▸ AIM OF THE EXERCISE
Of all the lines in the records, how many hold the word "Contains"? Answer with the number only.

(Figure dataset records)

┄┄┄┄┄┄┄┄┄┄┄┄┄┄┄┄┄┄┄┄

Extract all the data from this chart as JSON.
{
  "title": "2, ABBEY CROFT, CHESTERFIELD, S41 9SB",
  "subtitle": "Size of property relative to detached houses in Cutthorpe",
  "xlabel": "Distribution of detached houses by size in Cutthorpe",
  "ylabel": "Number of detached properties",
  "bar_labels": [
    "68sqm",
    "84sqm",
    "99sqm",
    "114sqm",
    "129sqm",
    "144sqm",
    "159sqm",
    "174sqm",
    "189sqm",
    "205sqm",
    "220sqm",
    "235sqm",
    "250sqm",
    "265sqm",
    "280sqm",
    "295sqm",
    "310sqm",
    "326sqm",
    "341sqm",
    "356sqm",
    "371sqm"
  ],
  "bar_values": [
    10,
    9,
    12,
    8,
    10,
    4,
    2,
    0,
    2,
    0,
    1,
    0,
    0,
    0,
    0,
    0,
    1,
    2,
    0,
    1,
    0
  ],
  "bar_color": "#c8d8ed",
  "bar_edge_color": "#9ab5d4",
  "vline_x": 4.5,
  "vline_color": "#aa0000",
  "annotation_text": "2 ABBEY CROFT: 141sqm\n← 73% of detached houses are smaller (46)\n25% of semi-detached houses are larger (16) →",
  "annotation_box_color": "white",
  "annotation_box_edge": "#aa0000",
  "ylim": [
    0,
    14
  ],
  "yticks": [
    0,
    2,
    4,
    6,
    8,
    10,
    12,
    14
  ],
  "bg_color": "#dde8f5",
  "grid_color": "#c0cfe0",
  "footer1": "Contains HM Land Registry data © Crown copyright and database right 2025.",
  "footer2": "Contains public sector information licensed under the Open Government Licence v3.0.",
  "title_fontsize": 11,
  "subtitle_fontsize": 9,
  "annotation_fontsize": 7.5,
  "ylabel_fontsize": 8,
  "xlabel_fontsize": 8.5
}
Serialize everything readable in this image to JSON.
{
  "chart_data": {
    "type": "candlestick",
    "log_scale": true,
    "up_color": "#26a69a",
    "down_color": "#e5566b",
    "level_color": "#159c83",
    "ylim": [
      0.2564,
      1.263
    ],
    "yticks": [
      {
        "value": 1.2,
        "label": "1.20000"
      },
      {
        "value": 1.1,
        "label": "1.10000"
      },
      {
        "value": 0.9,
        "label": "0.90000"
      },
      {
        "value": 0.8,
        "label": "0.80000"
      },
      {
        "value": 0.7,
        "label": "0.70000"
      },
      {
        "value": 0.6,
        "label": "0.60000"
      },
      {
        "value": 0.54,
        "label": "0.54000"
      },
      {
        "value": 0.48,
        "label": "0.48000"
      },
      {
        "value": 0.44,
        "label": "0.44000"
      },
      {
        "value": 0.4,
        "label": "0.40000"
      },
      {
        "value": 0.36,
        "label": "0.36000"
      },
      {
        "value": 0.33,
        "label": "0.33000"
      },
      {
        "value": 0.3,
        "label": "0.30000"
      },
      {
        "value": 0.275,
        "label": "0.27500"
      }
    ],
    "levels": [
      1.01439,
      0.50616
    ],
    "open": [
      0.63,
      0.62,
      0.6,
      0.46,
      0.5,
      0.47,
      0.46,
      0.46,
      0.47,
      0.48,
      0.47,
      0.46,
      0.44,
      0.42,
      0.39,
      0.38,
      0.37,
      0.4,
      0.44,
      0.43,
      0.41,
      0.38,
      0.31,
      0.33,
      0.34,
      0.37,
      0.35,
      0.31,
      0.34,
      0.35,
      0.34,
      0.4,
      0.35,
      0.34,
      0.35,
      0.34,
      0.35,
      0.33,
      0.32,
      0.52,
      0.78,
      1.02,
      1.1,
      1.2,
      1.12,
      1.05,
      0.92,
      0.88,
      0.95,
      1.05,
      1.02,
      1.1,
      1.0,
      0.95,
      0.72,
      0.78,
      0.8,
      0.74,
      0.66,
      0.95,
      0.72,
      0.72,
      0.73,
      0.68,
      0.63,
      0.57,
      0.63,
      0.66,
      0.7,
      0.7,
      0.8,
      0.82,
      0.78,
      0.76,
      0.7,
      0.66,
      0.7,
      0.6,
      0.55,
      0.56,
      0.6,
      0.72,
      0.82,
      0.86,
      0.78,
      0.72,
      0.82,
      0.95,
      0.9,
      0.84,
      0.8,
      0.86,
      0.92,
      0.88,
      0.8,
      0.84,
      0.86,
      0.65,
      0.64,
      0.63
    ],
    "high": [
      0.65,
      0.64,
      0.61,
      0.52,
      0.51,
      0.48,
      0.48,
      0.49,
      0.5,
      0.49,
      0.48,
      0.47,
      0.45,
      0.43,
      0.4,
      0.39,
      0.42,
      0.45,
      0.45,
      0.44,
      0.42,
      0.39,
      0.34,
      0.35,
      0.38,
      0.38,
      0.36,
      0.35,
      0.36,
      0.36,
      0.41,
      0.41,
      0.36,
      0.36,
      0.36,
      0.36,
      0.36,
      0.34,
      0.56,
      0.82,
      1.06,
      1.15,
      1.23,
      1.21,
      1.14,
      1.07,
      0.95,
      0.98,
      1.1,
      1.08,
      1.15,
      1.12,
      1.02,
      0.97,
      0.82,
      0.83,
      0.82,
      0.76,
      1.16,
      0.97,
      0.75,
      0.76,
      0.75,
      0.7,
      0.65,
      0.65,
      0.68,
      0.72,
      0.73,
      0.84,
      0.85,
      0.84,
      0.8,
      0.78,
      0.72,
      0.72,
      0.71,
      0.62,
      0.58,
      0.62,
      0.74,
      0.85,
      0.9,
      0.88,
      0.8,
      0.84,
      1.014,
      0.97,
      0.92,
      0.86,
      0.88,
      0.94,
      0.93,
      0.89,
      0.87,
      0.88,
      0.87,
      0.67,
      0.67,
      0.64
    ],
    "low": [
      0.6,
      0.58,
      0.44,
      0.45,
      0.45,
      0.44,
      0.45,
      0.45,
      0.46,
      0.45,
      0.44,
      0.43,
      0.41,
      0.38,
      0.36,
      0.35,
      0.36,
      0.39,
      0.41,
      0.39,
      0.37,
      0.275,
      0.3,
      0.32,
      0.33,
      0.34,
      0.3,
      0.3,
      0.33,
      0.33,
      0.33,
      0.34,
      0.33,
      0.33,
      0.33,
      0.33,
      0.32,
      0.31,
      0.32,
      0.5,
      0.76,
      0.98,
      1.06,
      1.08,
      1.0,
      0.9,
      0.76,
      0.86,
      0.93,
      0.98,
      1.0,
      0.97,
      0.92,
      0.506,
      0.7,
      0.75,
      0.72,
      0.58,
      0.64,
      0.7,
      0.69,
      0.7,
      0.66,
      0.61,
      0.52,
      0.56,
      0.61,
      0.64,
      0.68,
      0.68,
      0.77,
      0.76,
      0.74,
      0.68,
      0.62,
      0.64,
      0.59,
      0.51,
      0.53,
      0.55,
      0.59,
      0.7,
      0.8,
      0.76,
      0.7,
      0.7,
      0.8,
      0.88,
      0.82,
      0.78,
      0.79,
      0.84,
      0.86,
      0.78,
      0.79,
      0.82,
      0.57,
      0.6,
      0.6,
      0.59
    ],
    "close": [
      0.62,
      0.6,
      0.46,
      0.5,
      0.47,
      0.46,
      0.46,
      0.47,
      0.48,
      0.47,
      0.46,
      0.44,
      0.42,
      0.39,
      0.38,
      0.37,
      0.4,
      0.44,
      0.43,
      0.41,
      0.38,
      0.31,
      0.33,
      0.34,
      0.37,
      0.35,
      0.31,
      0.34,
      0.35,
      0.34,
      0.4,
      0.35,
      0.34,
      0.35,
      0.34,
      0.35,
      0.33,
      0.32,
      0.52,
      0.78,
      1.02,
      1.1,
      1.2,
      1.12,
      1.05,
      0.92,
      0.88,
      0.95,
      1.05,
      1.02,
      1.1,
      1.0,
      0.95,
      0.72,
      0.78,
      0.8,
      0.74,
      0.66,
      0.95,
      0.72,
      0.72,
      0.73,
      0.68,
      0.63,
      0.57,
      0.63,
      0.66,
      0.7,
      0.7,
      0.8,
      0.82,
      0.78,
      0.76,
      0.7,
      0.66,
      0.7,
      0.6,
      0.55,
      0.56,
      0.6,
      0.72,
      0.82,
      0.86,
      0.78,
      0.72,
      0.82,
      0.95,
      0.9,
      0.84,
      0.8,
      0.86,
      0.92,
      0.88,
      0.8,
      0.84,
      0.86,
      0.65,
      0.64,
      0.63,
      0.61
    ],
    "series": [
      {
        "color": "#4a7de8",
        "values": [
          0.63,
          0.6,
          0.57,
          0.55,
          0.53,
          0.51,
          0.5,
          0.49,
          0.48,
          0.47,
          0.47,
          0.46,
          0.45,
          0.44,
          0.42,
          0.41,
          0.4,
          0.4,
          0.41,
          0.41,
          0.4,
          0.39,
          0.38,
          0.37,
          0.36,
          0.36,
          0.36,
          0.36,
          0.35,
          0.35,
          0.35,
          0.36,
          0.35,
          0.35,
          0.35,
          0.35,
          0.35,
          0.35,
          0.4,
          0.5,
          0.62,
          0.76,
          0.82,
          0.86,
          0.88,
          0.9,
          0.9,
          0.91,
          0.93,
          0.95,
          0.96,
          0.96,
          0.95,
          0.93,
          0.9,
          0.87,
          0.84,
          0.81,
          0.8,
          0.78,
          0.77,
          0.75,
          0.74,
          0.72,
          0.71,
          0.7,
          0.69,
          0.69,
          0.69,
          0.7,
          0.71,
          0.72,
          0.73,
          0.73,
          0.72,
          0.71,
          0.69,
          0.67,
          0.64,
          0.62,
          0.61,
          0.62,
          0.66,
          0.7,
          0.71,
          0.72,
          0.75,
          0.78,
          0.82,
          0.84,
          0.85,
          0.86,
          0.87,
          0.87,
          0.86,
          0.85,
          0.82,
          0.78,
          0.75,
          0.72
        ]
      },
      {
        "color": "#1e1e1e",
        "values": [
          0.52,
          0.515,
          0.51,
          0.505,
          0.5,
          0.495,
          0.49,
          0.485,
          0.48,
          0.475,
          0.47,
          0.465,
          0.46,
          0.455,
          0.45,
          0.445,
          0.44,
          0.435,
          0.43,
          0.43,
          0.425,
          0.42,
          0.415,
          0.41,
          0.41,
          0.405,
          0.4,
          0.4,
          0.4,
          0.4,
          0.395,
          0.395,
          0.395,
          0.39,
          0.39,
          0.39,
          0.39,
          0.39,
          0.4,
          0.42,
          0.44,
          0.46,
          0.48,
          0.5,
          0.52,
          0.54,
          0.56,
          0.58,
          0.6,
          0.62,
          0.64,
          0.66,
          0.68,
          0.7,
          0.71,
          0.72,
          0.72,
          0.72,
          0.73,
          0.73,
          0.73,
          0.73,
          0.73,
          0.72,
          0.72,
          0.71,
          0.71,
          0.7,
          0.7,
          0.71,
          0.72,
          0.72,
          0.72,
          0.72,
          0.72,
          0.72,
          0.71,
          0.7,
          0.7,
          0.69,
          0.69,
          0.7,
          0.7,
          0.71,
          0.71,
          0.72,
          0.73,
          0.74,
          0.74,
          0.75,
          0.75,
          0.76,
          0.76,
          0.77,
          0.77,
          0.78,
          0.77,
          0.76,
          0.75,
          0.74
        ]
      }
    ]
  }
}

┄┄┄┄┄┄┄┄┄┄┄┄┄┄┄┄┄┄┄┄

▸ TASK ANSWER
2